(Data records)
---
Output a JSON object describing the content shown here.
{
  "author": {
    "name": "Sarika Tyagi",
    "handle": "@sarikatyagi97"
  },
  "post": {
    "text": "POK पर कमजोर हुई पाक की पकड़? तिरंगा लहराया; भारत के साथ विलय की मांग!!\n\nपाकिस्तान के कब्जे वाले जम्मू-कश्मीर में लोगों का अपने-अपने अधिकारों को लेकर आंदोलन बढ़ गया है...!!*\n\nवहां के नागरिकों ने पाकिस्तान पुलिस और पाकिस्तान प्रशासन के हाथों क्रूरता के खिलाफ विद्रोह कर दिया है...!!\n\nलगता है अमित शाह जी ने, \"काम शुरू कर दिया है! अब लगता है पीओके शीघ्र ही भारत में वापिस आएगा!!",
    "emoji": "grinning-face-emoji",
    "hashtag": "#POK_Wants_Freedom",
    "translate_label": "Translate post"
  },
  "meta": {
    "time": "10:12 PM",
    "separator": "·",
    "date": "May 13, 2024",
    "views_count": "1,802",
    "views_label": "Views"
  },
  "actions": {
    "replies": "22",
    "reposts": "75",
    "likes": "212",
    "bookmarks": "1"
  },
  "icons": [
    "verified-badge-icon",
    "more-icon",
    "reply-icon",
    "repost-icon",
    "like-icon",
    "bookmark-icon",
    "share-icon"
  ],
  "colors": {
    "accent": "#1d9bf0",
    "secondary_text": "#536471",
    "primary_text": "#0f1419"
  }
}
---
* _GIVEN REQUEST_:
Using the data above, print every record exactly as shown.

* _CORRECT RESULT_:
Output a JSON object describing the content shown here.
{
  "author": {
    "name": "Sarika Tyagi",
    "handle": "@sarikatyagi97"
  },
  "post": {
    "text": "POK पर कमजोर हुई पाक की पकड़? तिरंगा लहराया; भारत के साथ विलय की मांग!!\n\nपाकिस्तान के कब्जे वाले जम्मू-कश्मीर में लोगों का अपने-अपने अधिकारों को लेकर आंदोलन बढ़ गया है...!!*\n\nवहां के नागरिकों ने पाकिस्तान पुलिस और पाकिस्तान प्रशासन के हाथों क्रूरता के खिलाफ विद्रोह कर दिया है...!!\n\nलगता है अमित शाह जी ने, \"काम शुरू कर दिया है! अब लगता है पीओके शीघ्र ही भारत में वापिस आएगा!!",
    "emoji": "grinning-face-emoji",
    "hashtag": "#POK_Wants_Freedom",
    "translate_label": "Translate post"
  },
  "meta": {
    "time": "10:12 PM",
    "separator": "·",
    "date": "May 13, 2024",
    "views_count": "1,802",
    "views_label": "Views"
  },
  "actions": {
    "replies": "22",
    "reposts": "75",
    "likes": "212",
    "bookmarks": "1"
  },
  "icons": [
    "verified-badge-icon",
    "more-icon",
    "reply-icon",
    "repost-icon",
    "like-icon",
    "bookmark-icon",
    "share-icon"
  ],
  "colors": {
    "accent": "#1d9bf0",
    "secondary_text": "#536471",
    "primary_text": "#0f1419"
  }
}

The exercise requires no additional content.